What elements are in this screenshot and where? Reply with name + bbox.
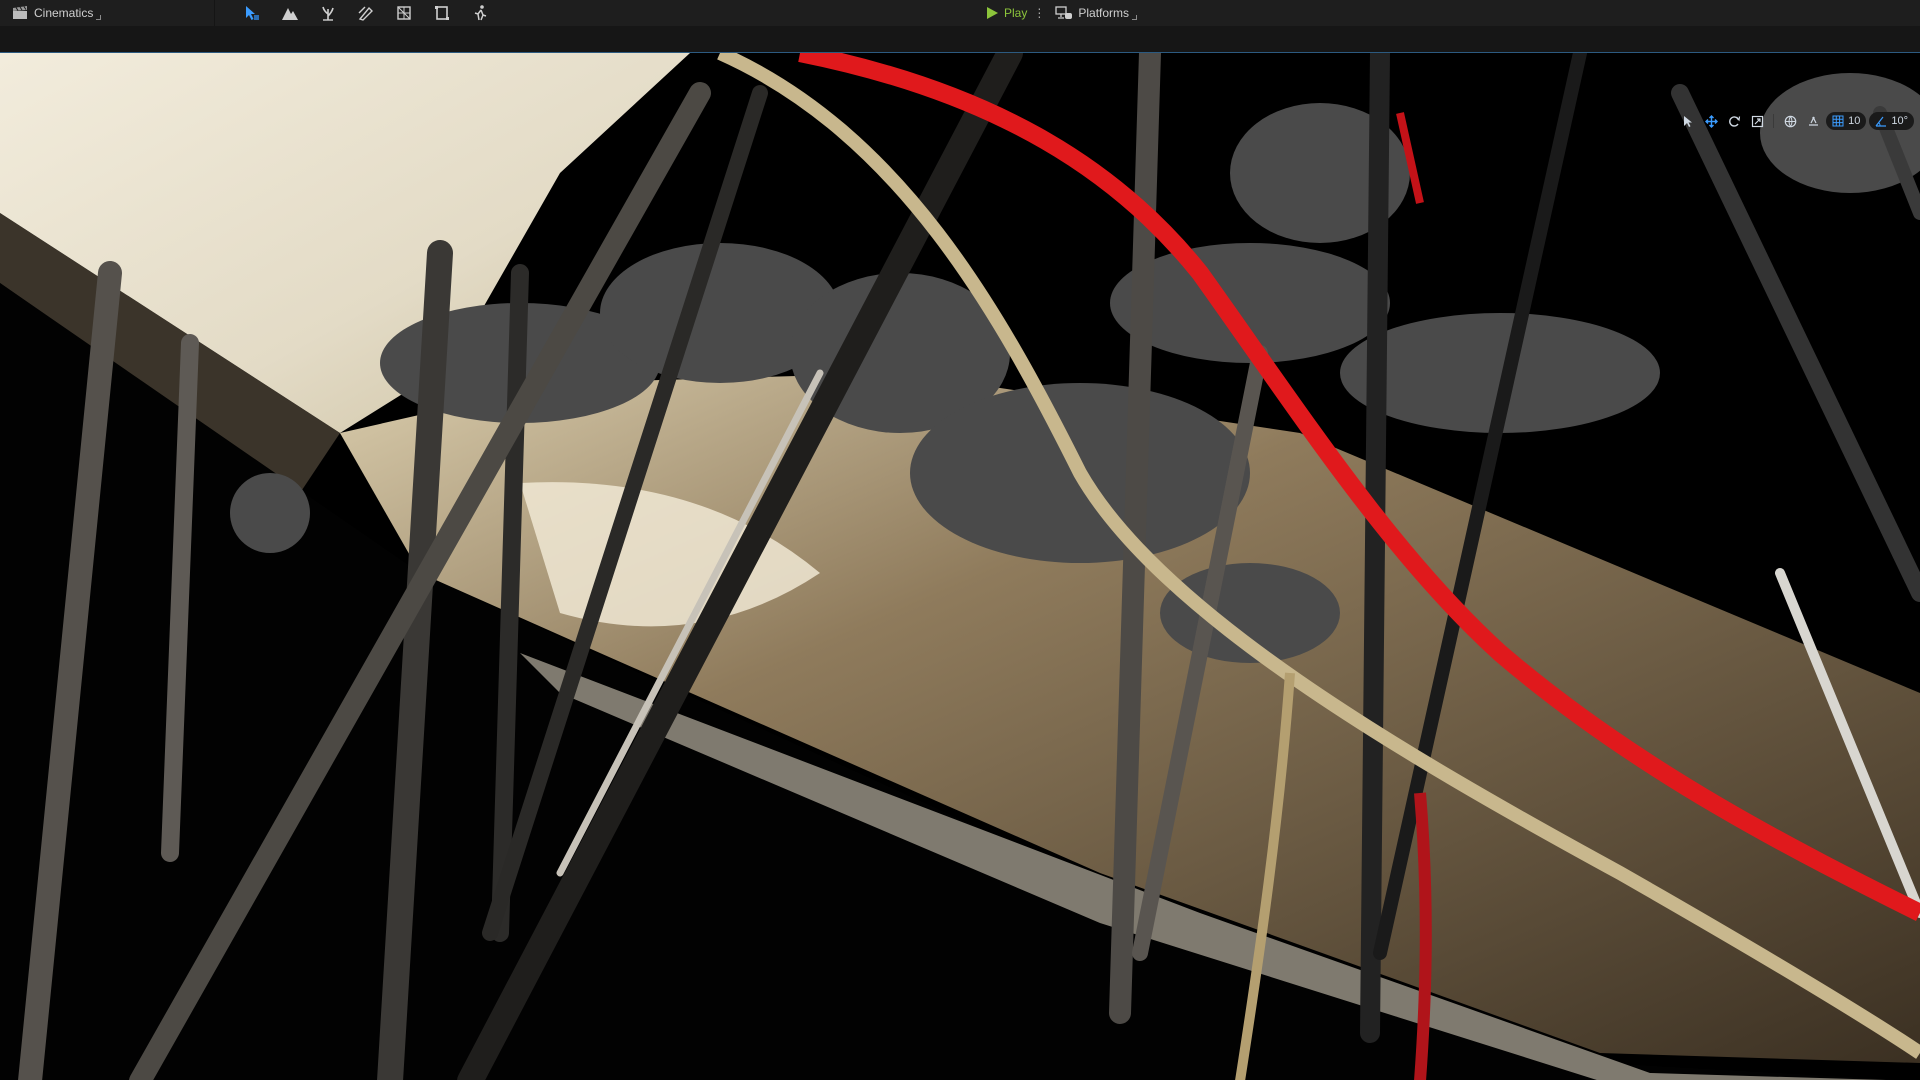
cursor-icon bbox=[1683, 115, 1692, 127]
rotation-snap-toggle[interactable]: 10° bbox=[1869, 112, 1914, 130]
clapperboard-icon bbox=[12, 6, 28, 20]
rotate-icon bbox=[1728, 115, 1740, 127]
play-options-icon[interactable]: ⋮ bbox=[1033, 6, 1045, 20]
play-controls: Play ⋮ Platforms bbox=[985, 0, 1138, 26]
fracture-mode-button[interactable] bbox=[385, 0, 423, 26]
globe-icon bbox=[1784, 115, 1796, 127]
main-toolbar: Cinematics Play ⋮ Platforms bbox=[0, 0, 1920, 26]
grid-icon bbox=[1832, 115, 1844, 127]
scale-icon bbox=[1751, 115, 1763, 127]
world-local-toggle[interactable] bbox=[1780, 112, 1800, 130]
level-viewport[interactable]: 10 10° bbox=[0, 52, 1920, 1080]
dropdown-corner-icon bbox=[1132, 14, 1138, 20]
cinematics-label: Cinematics bbox=[34, 6, 94, 20]
mesh-paint-mode-icon bbox=[358, 6, 373, 21]
modeling-mode-icon bbox=[435, 6, 449, 20]
animation-mode-icon bbox=[474, 5, 487, 21]
grid-snap-value: 10 bbox=[1848, 115, 1861, 127]
mode-switcher bbox=[233, 0, 499, 26]
animation-mode-button[interactable] bbox=[461, 0, 499, 26]
select-tool-button[interactable] bbox=[1678, 112, 1698, 130]
dropdown-corner-icon bbox=[96, 14, 102, 20]
modeling-mode-button[interactable] bbox=[423, 0, 461, 26]
foliage-mode-icon bbox=[322, 6, 334, 21]
mesh-paint-mode-button[interactable] bbox=[347, 0, 385, 26]
move-arrows-icon bbox=[1704, 114, 1718, 128]
rotation-snap-value: 10° bbox=[1891, 115, 1908, 127]
gamepad-icon bbox=[1055, 6, 1073, 19]
rotate-tool-button[interactable] bbox=[1724, 112, 1744, 130]
landscape-mode-icon bbox=[282, 8, 298, 20]
foliage-mode-button[interactable] bbox=[309, 0, 347, 26]
viewport-toolbar: 10 10° bbox=[1678, 111, 1920, 131]
rendered-scene bbox=[0, 53, 1920, 1080]
surface-snap-button[interactable] bbox=[1803, 112, 1823, 130]
angle-icon bbox=[1875, 116, 1887, 127]
viewport-header-bar bbox=[0, 26, 1920, 52]
translate-tool-button[interactable] bbox=[1701, 112, 1721, 130]
platforms-menu[interactable]: Platforms bbox=[1055, 5, 1138, 21]
grid-snap-toggle[interactable]: 10 bbox=[1826, 112, 1867, 130]
cinematics-menu[interactable]: Cinematics bbox=[0, 0, 215, 26]
surface-snap-icon bbox=[1808, 116, 1818, 126]
select-mode-icon bbox=[246, 6, 259, 20]
platforms-label: Platforms bbox=[1078, 6, 1130, 20]
fracture-mode-icon bbox=[397, 6, 411, 20]
play-button[interactable]: Play bbox=[985, 6, 1027, 20]
toolbar-divider bbox=[1773, 114, 1775, 128]
scale-tool-button[interactable] bbox=[1747, 112, 1767, 130]
play-icon bbox=[987, 7, 998, 19]
landscape-mode-button[interactable] bbox=[271, 0, 309, 26]
select-mode-button[interactable] bbox=[233, 0, 271, 26]
play-label: Play bbox=[1004, 6, 1028, 20]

# # # #

[EXERCISE DIRECTIONS]: Copy the data above word for word, leaving out the picture.

[FINISHED TASK]:
What elements are in this screenshot and where? Reply with name + bbox.
cursor-icon bbox=[1683, 115, 1692, 127]
rotation-snap-toggle[interactable]: 10° bbox=[1869, 112, 1914, 130]
clapperboard-icon bbox=[12, 6, 28, 20]
rotate-icon bbox=[1728, 115, 1740, 127]
play-options-icon[interactable]: ⋮ bbox=[1033, 6, 1045, 20]
play-controls: Play ⋮ Platforms bbox=[985, 0, 1138, 26]
fracture-mode-button[interactable] bbox=[385, 0, 423, 26]
globe-icon bbox=[1784, 115, 1796, 127]
main-toolbar: Cinematics Play ⋮ Platforms bbox=[0, 0, 1920, 26]
grid-icon bbox=[1832, 115, 1844, 127]
scale-icon bbox=[1751, 115, 1763, 127]
world-local-toggle[interactable] bbox=[1780, 112, 1800, 130]
level-viewport[interactable]: 10 10° bbox=[0, 52, 1920, 1080]
dropdown-corner-icon bbox=[1132, 14, 1138, 20]
cinematics-label: Cinematics bbox=[34, 6, 94, 20]
mesh-paint-mode-icon bbox=[358, 6, 373, 21]
modeling-mode-icon bbox=[435, 6, 449, 20]
animation-mode-icon bbox=[474, 5, 487, 21]
grid-snap-value: 10 bbox=[1848, 115, 1861, 127]
mode-switcher bbox=[233, 0, 499, 26]
animation-mode-button[interactable] bbox=[461, 0, 499, 26]
select-tool-button[interactable] bbox=[1678, 112, 1698, 130]
dropdown-corner-icon bbox=[96, 14, 102, 20]
modeling-mode-button[interactable] bbox=[423, 0, 461, 26]
foliage-mode-icon bbox=[322, 6, 334, 21]
mesh-paint-mode-button[interactable] bbox=[347, 0, 385, 26]
move-arrows-icon bbox=[1704, 114, 1718, 128]
rotation-snap-value: 10° bbox=[1891, 115, 1908, 127]
gamepad-icon bbox=[1055, 6, 1073, 19]
rotate-tool-button[interactable] bbox=[1724, 112, 1744, 130]
landscape-mode-icon bbox=[282, 8, 298, 20]
foliage-mode-button[interactable] bbox=[309, 0, 347, 26]
viewport-toolbar: 10 10° bbox=[1678, 111, 1920, 131]
rendered-scene bbox=[0, 53, 1920, 1080]
surface-snap-button[interactable] bbox=[1803, 112, 1823, 130]
angle-icon bbox=[1875, 116, 1887, 127]
viewport-header-bar bbox=[0, 26, 1920, 52]
translate-tool-button[interactable] bbox=[1701, 112, 1721, 130]
platforms-menu[interactable]: Platforms bbox=[1055, 5, 1138, 21]
grid-snap-toggle[interactable]: 10 bbox=[1826, 112, 1867, 130]
cinematics-menu[interactable]: Cinematics bbox=[0, 0, 215, 26]
surface-snap-icon bbox=[1808, 116, 1818, 126]
select-mode-icon bbox=[246, 6, 259, 20]
platforms-label: Platforms bbox=[1078, 6, 1130, 20]
fracture-mode-icon bbox=[397, 6, 411, 20]
play-button[interactable]: Play bbox=[985, 6, 1027, 20]
toolbar-divider bbox=[1773, 114, 1775, 128]
scale-tool-button[interactable] bbox=[1747, 112, 1767, 130]
play-icon bbox=[987, 7, 998, 19]
landscape-mode-button[interactable] bbox=[271, 0, 309, 26]
select-mode-button[interactable] bbox=[233, 0, 271, 26]
play-label: Play bbox=[1004, 6, 1028, 20]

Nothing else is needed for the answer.